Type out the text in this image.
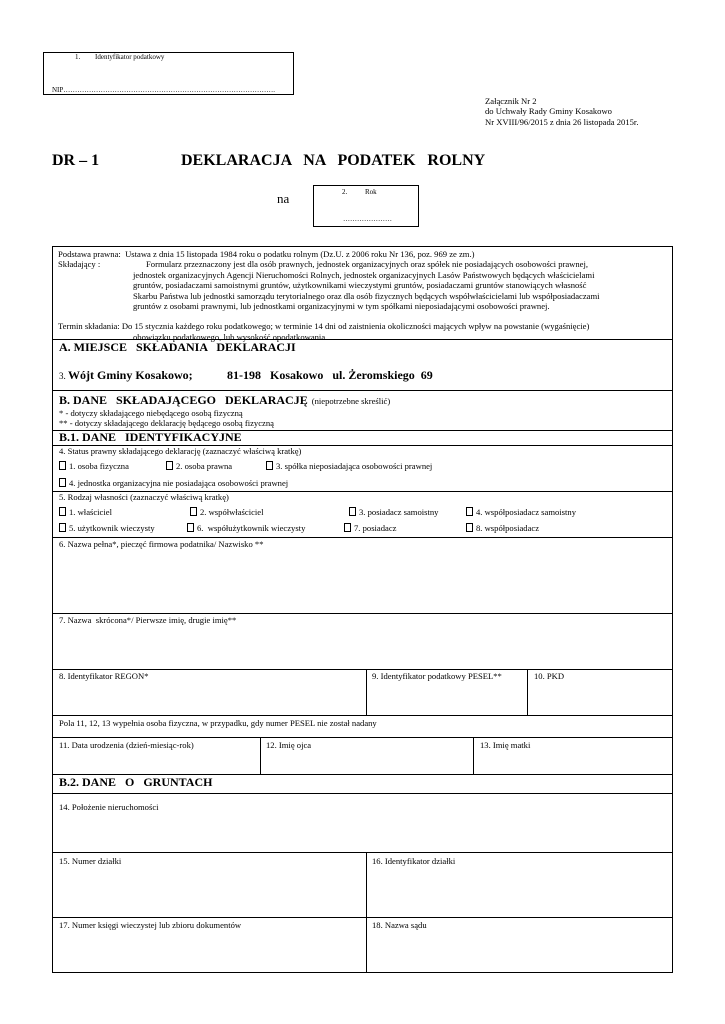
1. Identyfikator podatkowy
NIP……………………………………………………………………………….
Załącznik Nr 2
do Uchwały Rady Gminy Kosakowo
Nr XVIII/96/2015 z dnia 26 listopada 2015r.
DR – 1	DEKLARACJA   NA   PODATEK   ROLNY
na	2.	Rok
…………………
Podstawa prawna: Ustawa z dnia 15 listopada 1984 roku o podatku rolnym (Dz.U. z 2006 roku Nr 136, poz. 969 ze zm.)
Składający :	Formularz przeznaczony jest dla osób prawnych, jednostek organizacyjnych oraz spółek nie posiadających osobowości prawnej,
jednostek organizacyjnych Agencji Nieruchomości Rolnych, jednostek organizacyjnych Lasów Państwowych będących właścicielami
gruntów, posiadaczami samoistnymi gruntów, użytkownikami wieczystymi gruntów, posiadaczami gruntów stanowiących własność
Skarbu Państwa lub jednostki samorządu terytorialnego oraz dla osób fizycznych będących współwłaścicielami lub współposiadaczami
gruntów z osobami prawnymi, lub jednostkami organizacyjnymi w tym spółkami nieposiadającymi osobowości prawnej.
Termin składania: Do 15 stycznia każdego roku podatkowego; w terminie 14 dni od zaistnienia okoliczności mających wpływ na powstanie (wygaśnięcie)
obowiązku podatkowego, lub wysokość opodatkowania.
A. MIEJSCE   SKŁADANIA   DEKLARACJI
3. Wójt Gminy Kosakowo;	81-198   Kosakowo   ul. Żeromskiego  69
B. DANE   SKŁADAJĄCEGO   DEKLARACJĘ (niepotrzebne skreślić)
* - dotyczy składającego niebędącego osobą fizyczną
** - dotyczy składającego deklarację będącego osobą fizyczną
B.1. DANE   IDENTYFIKACYJNE
4. Status prawny składającego deklarację (zaznaczyć właściwą kratkę)
1. osoba fizyczna	2. osoba prawna	3. spółka nieposiadająca osobowości prawnej
4. jednostka organizacyjna nie posiadająca osobowości prawnej
5. Rodzaj własności (zaznaczyć właściwą kratkę)
1. właściciel	2. współwłaściciel	3. posiadacz samoistny	4. współposiadacz samoistny
5. użytkownik wieczysty	6.  współużytkownik wieczysty	7. posiadacz	8. współposiadacz
6. Nazwa pełna*, pieczęć firmowa podatnika/ Nazwisko **
7. Nazwa  skrócona*/ Pierwsze imię, drugie imię**
8. Identyfikator REGON*	9. Identyfikator podatkowy PESEL**	10. PKD
Pola 11, 12, 13 wypełnia osoba fizyczna, w przypadku, gdy numer PESEL nie został nadany
11. Data urodzenia (dzień-miesiąc-rok)	12. Imię ojca	13. Imię matki
B.2. DANE   O   GRUNTACH
14. Położenie nieruchomości
15. Numer działki	16. Identyfikator działki
17. Numer księgi wieczystej lub zbioru dokumentów	18. Nazwa sądu
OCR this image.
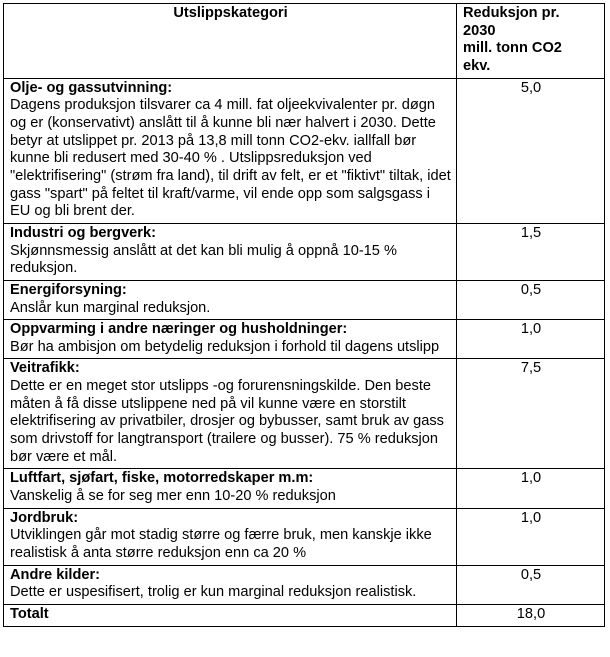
Utslippskategori	Reduksjon pr.
2030
mill. tonn CO2
ekv.

Olje- og gassutvinning:
Dagens produksjon tilsvarer ca 4 mill. fat oljeekvivalenter pr. døgn og er (konservativt) anslått til å kunne bli nær halvert i 2030. Dette betyr at utslippet pr. 2013 på 13,8 mill tonn CO2-ekv. iallfall bør kunne bli redusert med 30-40 % . Utslippsreduksjon ved "elektrifisering" (strøm fra land), til drift av felt, er et "fiktivt" tiltak, idet gass "spart" på feltet til kraft/varme, vil ende opp som salgsgass i EU og bli brent der.	5,0

Industri og bergverk:
Skjønnsmessig anslått at det kan bli mulig å oppnå 10-15 % reduksjon.	1,5

Energiforsyning:
Anslår kun marginal reduksjon.	0,5

Oppvarming i andre næringer og husholdninger:
Bør ha ambisjon om betydelig reduksjon i forhold til dagens utslipp	1,0

Veitrafikk:
Dette er en meget stor utslipps -og forurensningskilde. Den beste måten å få disse utslippene ned på vil kunne være en storstilt elektrifisering av privatbiler, drosjer og bybusser, samt bruk av gass som drivstoff for langtransport (trailere og busser). 75 % reduksjon bør være et mål.	7,5

Luftfart, sjøfart, fiske, motorredskaper m.m:
Vanskelig å se for seg mer enn 10-20 % reduksjon	1,0

Jordbruk:
Utviklingen går mot stadig større og færre bruk, men kanskje ikke realistisk å anta større reduksjon enn ca 20 %	1,0

Andre kilder:
Dette er uspesifisert, trolig er kun marginal reduksjon realistisk.	0,5
Totalt	18,0
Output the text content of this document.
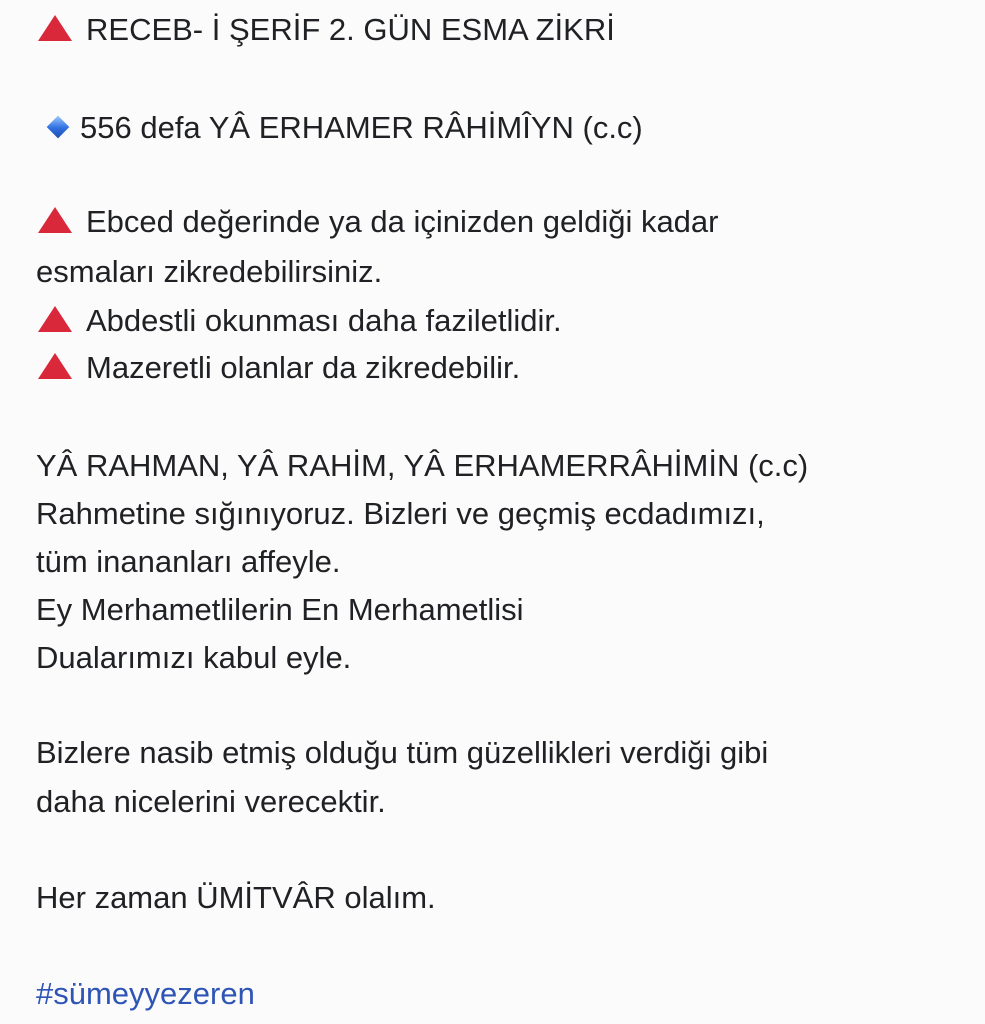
RECEB- İ ŞERİF 2. GÜN ESMA ZİKRİ
556 defa YÂ ERHAMER RÂHİMÎYN (c.c)
Ebced değerinde ya da içinizden geldiği kadar
esmaları zikredebilirsiniz.
Abdestli okunması daha faziletlidir.
Mazeretli olanlar da zikredebilir.
YÂ RAHMAN, YÂ RAHİM, YÂ ERHAMERRÂHİMİN (c.c)
Rahmetine sığınıyoruz. Bizleri ve geçmiş ecdadımızı,
tüm inananları affeyle.
Ey Merhametlilerin En Merhametlisi
Dualarımızı kabul eyle.
Bizlere nasib etmiş olduğu tüm güzellikleri verdiği gibi
daha nicelerini verecektir.
Her zaman ÜMİTVÂR olalım.
#sümeyyezeren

----

WHAT YOU SHOULD DO:
Copy out the data above exactly, except the pictures.

EXERCISE RESULT:
Type out the text in this image.
1. Identyfikator podatkowy
NIP……………………………………………………………………………….
Załącznik Nr 2
do Uchwały Rady Gminy Kosakowo
Nr XVIII/96/2015 z dnia 26 listopada 2015r.
DR – 1	DEKLARACJA   NA   PODATEK   ROLNY
na	2.	Rok
…………………
Podstawa prawna: Ustawa z dnia 15 listopada 1984 roku o podatku rolnym (Dz.U. z 2006 roku Nr 136, poz. 969 ze zm.)
Składający :	Formularz przeznaczony jest dla osób prawnych, jednostek organizacyjnych oraz spółek nie posiadających osobowości prawnej,
jednostek organizacyjnych Agencji Nieruchomości Rolnych, jednostek organizacyjnych Lasów Państwowych będących właścicielami
gruntów, posiadaczami samoistnymi gruntów, użytkownikami wieczystymi gruntów, posiadaczami gruntów stanowiących własność
Skarbu Państwa lub jednostki samorządu terytorialnego oraz dla osób fizycznych będących współwłaścicielami lub współposiadaczami
gruntów z osobami prawnymi, lub jednostkami organizacyjnymi w tym spółkami nieposiadającymi osobowości prawnej.
Termin składania: Do 15 stycznia każdego roku podatkowego; w terminie 14 dni od zaistnienia okoliczności mających wpływ na powstanie (wygaśnięcie)
obowiązku podatkowego, lub wysokość opodatkowania.
A. MIEJSCE   SKŁADANIA   DEKLARACJI
3. Wójt Gminy Kosakowo;	81-198   Kosakowo   ul. Żeromskiego  69
B. DANE   SKŁADAJĄCEGO   DEKLARACJĘ (niepotrzebne skreślić)
* - dotyczy składającego niebędącego osobą fizyczną
** - dotyczy składającego deklarację będącego osobą fizyczną
B.1. DANE   IDENTYFIKACYJNE
4. Status prawny składającego deklarację (zaznaczyć właściwą kratkę)
1. osoba fizyczna	2. osoba prawna	3. spółka nieposiadająca osobowości prawnej
4. jednostka organizacyjna nie posiadająca osobowości prawnej
5. Rodzaj własności (zaznaczyć właściwą kratkę)
1. właściciel	2. współwłaściciel	3. posiadacz samoistny	4. współposiadacz samoistny
5. użytkownik wieczysty	6.  współużytkownik wieczysty	7. posiadacz	8. współposiadacz
6. Nazwa pełna*, pieczęć firmowa podatnika/ Nazwisko **
7. Nazwa  skrócona*/ Pierwsze imię, drugie imię**
8. Identyfikator REGON*	9. Identyfikator podatkowy PESEL**	10. PKD
Pola 11, 12, 13 wypełnia osoba fizyczna, w przypadku, gdy numer PESEL nie został nadany
11. Data urodzenia (dzień-miesiąc-rok)	12. Imię ojca	13. Imię matki
B.2. DANE   O   GRUNTACH
14. Położenie nieruchomości
15. Numer działki	16. Identyfikator działki
17. Numer księgi wieczystej lub zbioru dokumentów	18. Nazwa sądu
OCR this image.
Utslippskategori	Reduksjon pr.
2030
mill. tonn CO2
ekv.

Olje- og gassutvinning:
Dagens produksjon tilsvarer ca 4 mill. fat oljeekvivalenter pr. døgn og er (konservativt) anslått til å kunne bli nær halvert i 2030. Dette betyr at utslippet pr. 2013 på 13,8 mill tonn CO2-ekv. iallfall bør kunne bli redusert med 30-40 % . Utslippsreduksjon ved "elektrifisering" (strøm fra land), til drift av felt, er et "fiktivt" tiltak, idet gass "spart" på feltet til kraft/varme, vil ende opp som salgsgass i EU og bli brent der.	5,0

Industri og bergverk:
Skjønnsmessig anslått at det kan bli mulig å oppnå 10-15 % reduksjon.	1,5

Energiforsyning:
Anslår kun marginal reduksjon.	0,5

Oppvarming i andre næringer og husholdninger:
Bør ha ambisjon om betydelig reduksjon i forhold til dagens utslipp	1,0

Veitrafikk:
Dette er en meget stor utslipps -og forurensningskilde. Den beste måten å få disse utslippene ned på vil kunne være en storstilt elektrifisering av privatbiler, drosjer og bybusser, samt bruk av gass som drivstoff for langtransport (trailere og busser). 75 % reduksjon bør være et mål.	7,5

Luftfart, sjøfart, fiske, motorredskaper m.m:
Vanskelig å se for seg mer enn 10-20 % reduksjon	1,0

Jordbruk:
Utviklingen går mot stadig større og færre bruk, men kanskje ikke realistisk å anta større reduksjon enn ca 20 %	1,0

Andre kilder:
Dette er uspesifisert, trolig er kun marginal reduksjon realistisk.	0,5
Totalt	18,0
Output the text content of this document.
RECEB- İ ŞERİF 2. GÜN ESMA ZİKRİ
556 defa YÂ ERHAMER RÂHİMÎYN (c.c)
Ebced değerinde ya da içinizden geldiği kadar
esmaları zikredebilirsiniz.
Abdestli okunması daha faziletlidir.
Mazeretli olanlar da zikredebilir.
YÂ RAHMAN, YÂ RAHİM, YÂ ERHAMERRÂHİMİN (c.c)
Rahmetine sığınıyoruz. Bizleri ve geçmiş ecdadımızı,
tüm inananları affeyle.
Ey Merhametlilerin En Merhametlisi
Dualarımızı kabul eyle.
Bizlere nasib etmiş olduğu tüm güzellikleri verdiği gibi
daha nicelerini verecektir.
Her zaman ÜMİTVÂR olalım.
#sümeyyezeren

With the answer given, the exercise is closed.